**Short task**. Reproduce every entry below precisely. Pictures are excluded from the copy.

**Records to process**.

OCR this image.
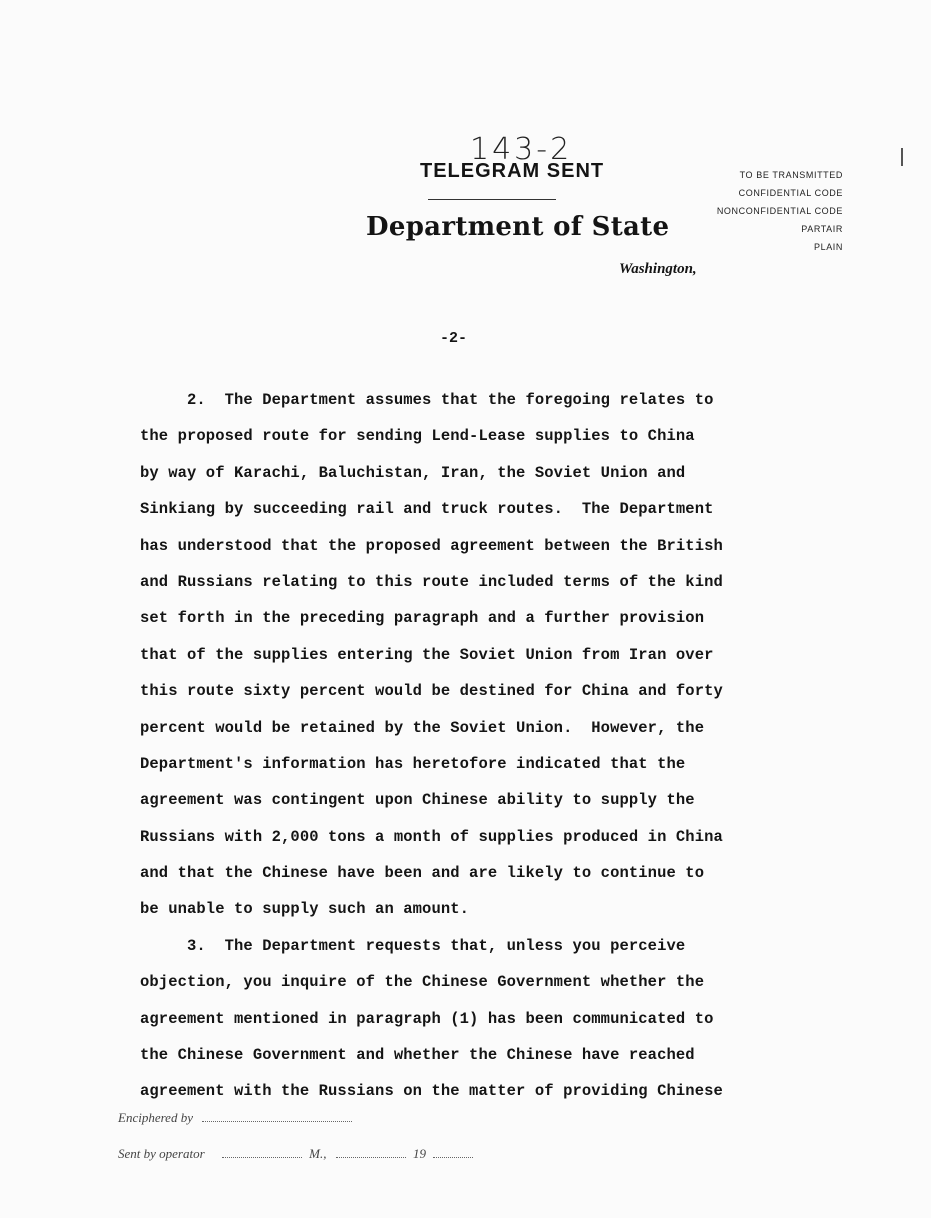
143-2
TELEGRAM SENT
Department of State
Washington,
TO BE TRANSMITTED
CONFIDENTIAL CODE
NONCONFIDENTIAL CODE
PARTAIR
PLAIN
-2-
2.  The Department assumes that the foregoing relates to
the proposed route for sending Lend-Lease supplies to China
by way of Karachi, Baluchistan, Iran, the Soviet Union and
Sinkiang by succeeding rail and truck routes.  The Department
has understood that the proposed agreement between the British
and Russians relating to this route included terms of the kind
set forth in the preceding paragraph and a further provision
that of the supplies entering the Soviet Union from Iran over
this route sixty percent would be destined for China and forty
percent would be retained by the Soviet Union.  However, the
Department's information has heretofore indicated that the
agreement was contingent upon Chinese ability to supply the
Russians with 2,000 tons a month of supplies produced in China
and that the Chinese have been and are likely to continue to
be unable to supply such an amount.
3.  The Department requests that, unless you perceive
objection, you inquire of the Chinese Government whether the
agreement mentioned in paragraph (1) has been communicated to
the Chinese Government and whether the Chinese have reached
agreement with the Russians on the matter of providing Chinese
Enciphered by
Sent by operator	M.,	19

**Solution for this problem**.
OCR this image.
143-2
TELEGRAM SENT
Department of State
Washington,
TO BE TRANSMITTED
CONFIDENTIAL CODE
NONCONFIDENTIAL CODE
PARTAIR
PLAIN
-2-
2.  The Department assumes that the foregoing relates to
the proposed route for sending Lend-Lease supplies to China
by way of Karachi, Baluchistan, Iran, the Soviet Union and
Sinkiang by succeeding rail and truck routes.  The Department
has understood that the proposed agreement between the British
and Russians relating to this route included terms of the kind
set forth in the preceding paragraph and a further provision
that of the supplies entering the Soviet Union from Iran over
this route sixty percent would be destined for China and forty
percent would be retained by the Soviet Union.  However, the
Department's information has heretofore indicated that the
agreement was contingent upon Chinese ability to supply the
Russians with 2,000 tons a month of supplies produced in China
and that the Chinese have been and are likely to continue to
be unable to supply such an amount.
3.  The Department requests that, unless you perceive
objection, you inquire of the Chinese Government whether the
agreement mentioned in paragraph (1) has been communicated to
the Chinese Government and whether the Chinese have reached
agreement with the Russians on the matter of providing Chinese
Enciphered by
Sent by operator	M.,	19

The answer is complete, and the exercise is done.